• [Task details]: Only the number is wanted: how many lines of the data contain "JSON"?

• [Data provided]:
****************
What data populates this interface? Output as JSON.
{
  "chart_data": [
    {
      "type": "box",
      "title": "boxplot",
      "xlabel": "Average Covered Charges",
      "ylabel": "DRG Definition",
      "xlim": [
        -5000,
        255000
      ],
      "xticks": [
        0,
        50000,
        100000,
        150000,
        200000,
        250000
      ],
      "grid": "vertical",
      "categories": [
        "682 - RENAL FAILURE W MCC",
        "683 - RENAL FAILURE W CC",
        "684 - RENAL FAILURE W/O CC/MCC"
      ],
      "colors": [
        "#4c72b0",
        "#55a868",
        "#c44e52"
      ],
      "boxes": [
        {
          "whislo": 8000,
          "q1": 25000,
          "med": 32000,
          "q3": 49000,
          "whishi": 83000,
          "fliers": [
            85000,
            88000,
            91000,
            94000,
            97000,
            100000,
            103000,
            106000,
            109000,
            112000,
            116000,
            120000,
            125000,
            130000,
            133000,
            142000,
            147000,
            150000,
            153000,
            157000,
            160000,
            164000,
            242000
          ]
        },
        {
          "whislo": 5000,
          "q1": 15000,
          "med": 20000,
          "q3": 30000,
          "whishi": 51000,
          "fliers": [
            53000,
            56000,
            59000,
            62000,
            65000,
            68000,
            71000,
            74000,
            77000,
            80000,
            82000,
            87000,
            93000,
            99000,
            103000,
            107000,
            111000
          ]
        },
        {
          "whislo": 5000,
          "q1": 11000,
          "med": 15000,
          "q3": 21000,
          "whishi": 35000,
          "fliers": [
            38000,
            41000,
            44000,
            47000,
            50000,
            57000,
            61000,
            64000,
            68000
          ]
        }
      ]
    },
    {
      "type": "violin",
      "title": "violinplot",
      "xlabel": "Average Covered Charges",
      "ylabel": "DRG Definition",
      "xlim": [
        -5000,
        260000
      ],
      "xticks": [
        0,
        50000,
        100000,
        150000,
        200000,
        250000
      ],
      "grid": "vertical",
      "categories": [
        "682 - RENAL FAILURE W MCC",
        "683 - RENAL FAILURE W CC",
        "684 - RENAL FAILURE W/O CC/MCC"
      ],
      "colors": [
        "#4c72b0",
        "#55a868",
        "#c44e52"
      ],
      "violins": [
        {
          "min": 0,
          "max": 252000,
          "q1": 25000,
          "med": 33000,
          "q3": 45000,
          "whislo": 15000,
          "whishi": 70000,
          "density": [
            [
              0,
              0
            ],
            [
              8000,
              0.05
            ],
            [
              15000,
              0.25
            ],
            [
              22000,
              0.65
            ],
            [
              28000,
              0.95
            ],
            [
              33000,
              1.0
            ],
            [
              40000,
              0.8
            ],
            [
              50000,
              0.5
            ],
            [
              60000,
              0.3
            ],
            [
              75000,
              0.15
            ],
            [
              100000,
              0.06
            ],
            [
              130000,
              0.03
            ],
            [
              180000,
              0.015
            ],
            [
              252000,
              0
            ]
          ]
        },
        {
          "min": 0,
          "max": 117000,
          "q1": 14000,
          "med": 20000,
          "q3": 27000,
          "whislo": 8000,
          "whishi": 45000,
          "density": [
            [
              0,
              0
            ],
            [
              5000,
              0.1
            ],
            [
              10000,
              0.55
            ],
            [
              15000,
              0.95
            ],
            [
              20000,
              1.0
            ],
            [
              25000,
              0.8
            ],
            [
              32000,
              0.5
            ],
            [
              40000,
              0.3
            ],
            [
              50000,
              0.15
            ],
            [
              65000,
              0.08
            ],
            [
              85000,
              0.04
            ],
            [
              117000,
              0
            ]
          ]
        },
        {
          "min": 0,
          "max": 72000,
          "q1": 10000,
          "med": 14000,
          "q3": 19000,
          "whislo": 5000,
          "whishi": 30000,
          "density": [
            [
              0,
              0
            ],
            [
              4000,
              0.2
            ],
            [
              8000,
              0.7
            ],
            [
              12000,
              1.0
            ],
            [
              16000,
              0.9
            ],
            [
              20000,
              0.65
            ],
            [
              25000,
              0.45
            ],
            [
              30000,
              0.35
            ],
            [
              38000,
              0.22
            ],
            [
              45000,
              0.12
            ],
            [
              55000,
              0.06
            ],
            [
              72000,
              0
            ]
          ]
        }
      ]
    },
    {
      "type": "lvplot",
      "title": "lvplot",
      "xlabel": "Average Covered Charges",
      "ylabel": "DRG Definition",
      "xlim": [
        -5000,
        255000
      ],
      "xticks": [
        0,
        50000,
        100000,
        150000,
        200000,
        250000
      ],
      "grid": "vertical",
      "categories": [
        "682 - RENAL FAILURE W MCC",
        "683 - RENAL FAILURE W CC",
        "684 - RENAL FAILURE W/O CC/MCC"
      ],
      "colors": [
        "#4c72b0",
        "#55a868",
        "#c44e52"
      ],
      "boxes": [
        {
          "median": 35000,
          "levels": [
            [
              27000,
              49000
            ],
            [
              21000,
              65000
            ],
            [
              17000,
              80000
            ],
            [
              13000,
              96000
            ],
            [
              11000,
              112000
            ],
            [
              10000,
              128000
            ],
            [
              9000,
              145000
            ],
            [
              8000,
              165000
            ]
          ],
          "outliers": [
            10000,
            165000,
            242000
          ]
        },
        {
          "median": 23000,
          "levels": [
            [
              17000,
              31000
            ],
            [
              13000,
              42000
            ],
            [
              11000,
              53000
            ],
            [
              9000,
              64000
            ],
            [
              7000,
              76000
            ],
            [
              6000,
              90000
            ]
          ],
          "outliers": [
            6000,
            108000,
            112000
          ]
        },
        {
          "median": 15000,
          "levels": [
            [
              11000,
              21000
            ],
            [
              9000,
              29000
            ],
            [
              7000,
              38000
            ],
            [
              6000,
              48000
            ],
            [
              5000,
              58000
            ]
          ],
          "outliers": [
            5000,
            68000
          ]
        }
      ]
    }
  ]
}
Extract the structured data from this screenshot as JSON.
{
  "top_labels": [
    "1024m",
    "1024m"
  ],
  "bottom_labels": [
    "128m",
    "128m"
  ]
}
****************
• [The completed task]: 2